Siendo mancebo el santo Macario, sucedió que la hija del huésped donde le hospedaban cometió una travesura de la cual quedó embarazada. Los padres y parientes, escandalizados por tal afrenta, la amenazaron para que revelara quién había sido el violador de su honra. Apretada por la situación y buscando excusarse, dijo que había sido Macario, levantando este falso testimonio contra el pobre anacoreta.
Los padres y parientes de la joven, enfurecidos, fueron al desierto donde el santo vivía y allí lo maltrataron con palos, golpes y patadas. Le dirigieron muchas afrentas con palabras injuriosas y lo obligaron a que diera alimentos a la joven, así como a su futuro hijo. El santo, sin pronunciar palabra, cumplió lo que le mandaban. Trabajaba y de lo que ganaba enviaba para el sustento de quien no lo merecía, soportando solo afrentas.

# DATOS REGISTRADOS

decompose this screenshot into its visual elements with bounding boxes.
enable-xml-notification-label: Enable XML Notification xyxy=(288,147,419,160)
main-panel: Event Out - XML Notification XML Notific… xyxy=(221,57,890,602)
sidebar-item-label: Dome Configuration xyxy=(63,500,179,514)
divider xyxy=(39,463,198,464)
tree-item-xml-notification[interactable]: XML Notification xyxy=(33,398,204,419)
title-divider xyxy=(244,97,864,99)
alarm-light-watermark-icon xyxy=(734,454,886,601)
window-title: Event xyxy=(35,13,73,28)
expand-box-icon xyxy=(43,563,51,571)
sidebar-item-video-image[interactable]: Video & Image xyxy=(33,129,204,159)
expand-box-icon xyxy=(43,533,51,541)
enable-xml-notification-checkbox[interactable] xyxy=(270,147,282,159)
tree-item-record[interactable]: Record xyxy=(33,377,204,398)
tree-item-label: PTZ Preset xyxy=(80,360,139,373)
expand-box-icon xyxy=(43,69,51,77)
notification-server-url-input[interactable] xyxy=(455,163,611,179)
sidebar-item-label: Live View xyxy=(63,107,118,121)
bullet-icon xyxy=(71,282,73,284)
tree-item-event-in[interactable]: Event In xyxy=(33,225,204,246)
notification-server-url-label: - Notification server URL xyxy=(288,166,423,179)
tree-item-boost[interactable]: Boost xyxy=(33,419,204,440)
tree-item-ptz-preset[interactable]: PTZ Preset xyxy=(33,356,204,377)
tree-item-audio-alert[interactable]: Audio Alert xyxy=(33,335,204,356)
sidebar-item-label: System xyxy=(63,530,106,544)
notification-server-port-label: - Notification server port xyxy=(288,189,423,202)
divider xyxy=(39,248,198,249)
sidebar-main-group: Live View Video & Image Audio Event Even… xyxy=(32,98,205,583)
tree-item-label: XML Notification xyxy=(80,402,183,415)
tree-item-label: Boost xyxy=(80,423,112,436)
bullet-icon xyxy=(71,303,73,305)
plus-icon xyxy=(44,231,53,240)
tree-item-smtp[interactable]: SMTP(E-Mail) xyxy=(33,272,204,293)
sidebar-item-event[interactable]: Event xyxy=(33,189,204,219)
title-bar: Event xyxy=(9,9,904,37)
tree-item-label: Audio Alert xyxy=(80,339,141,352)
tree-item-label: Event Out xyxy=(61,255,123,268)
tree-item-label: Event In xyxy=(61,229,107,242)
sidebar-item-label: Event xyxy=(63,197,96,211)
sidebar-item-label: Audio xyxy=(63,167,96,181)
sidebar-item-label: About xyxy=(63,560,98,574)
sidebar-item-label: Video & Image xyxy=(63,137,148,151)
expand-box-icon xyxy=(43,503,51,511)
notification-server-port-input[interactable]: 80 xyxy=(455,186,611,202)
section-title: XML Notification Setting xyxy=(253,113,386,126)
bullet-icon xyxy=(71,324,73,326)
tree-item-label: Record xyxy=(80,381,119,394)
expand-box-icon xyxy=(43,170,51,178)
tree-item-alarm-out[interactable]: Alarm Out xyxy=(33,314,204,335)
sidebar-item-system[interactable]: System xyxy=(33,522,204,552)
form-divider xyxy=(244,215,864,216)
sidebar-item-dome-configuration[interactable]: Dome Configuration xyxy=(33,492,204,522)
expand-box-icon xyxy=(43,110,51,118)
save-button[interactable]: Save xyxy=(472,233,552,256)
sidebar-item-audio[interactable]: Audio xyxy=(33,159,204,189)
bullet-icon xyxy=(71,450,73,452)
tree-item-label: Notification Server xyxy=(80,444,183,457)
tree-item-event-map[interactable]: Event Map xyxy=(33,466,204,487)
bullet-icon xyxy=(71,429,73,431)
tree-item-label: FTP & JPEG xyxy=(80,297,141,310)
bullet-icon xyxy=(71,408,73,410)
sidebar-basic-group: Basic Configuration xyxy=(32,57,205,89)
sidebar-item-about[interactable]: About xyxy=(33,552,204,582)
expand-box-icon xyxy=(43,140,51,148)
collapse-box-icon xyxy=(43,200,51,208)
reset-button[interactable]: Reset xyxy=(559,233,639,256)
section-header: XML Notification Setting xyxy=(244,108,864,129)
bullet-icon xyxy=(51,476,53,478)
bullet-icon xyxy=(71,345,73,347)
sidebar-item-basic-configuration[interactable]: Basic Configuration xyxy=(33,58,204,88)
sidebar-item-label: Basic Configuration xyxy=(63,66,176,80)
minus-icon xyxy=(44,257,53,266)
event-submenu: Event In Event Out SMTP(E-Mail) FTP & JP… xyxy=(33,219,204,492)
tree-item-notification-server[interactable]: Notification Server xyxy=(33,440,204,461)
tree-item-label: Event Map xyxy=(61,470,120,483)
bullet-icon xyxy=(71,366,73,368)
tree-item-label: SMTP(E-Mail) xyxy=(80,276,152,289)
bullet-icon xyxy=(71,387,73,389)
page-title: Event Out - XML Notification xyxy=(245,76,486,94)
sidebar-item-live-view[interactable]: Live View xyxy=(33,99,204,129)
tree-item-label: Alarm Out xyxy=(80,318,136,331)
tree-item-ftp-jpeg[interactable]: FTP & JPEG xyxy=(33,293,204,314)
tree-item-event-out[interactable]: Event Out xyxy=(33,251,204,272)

# QUÉ HACER
Según el fragmento sobre san Macario, ¿por qué la hija del huésped dijo que Macario era el responsable de su embarazo? Explícalo en una a tres oraciones. Este material no interviene en lo que aquí se pide.

# RESPUESTA
Sus padres y parientes, escandalizados por la afrenta, la amenazaron para que revelara quién había violado su honra. Apretada por esa situación y buscando excusarse, culpó a Macario con un falso testimonio.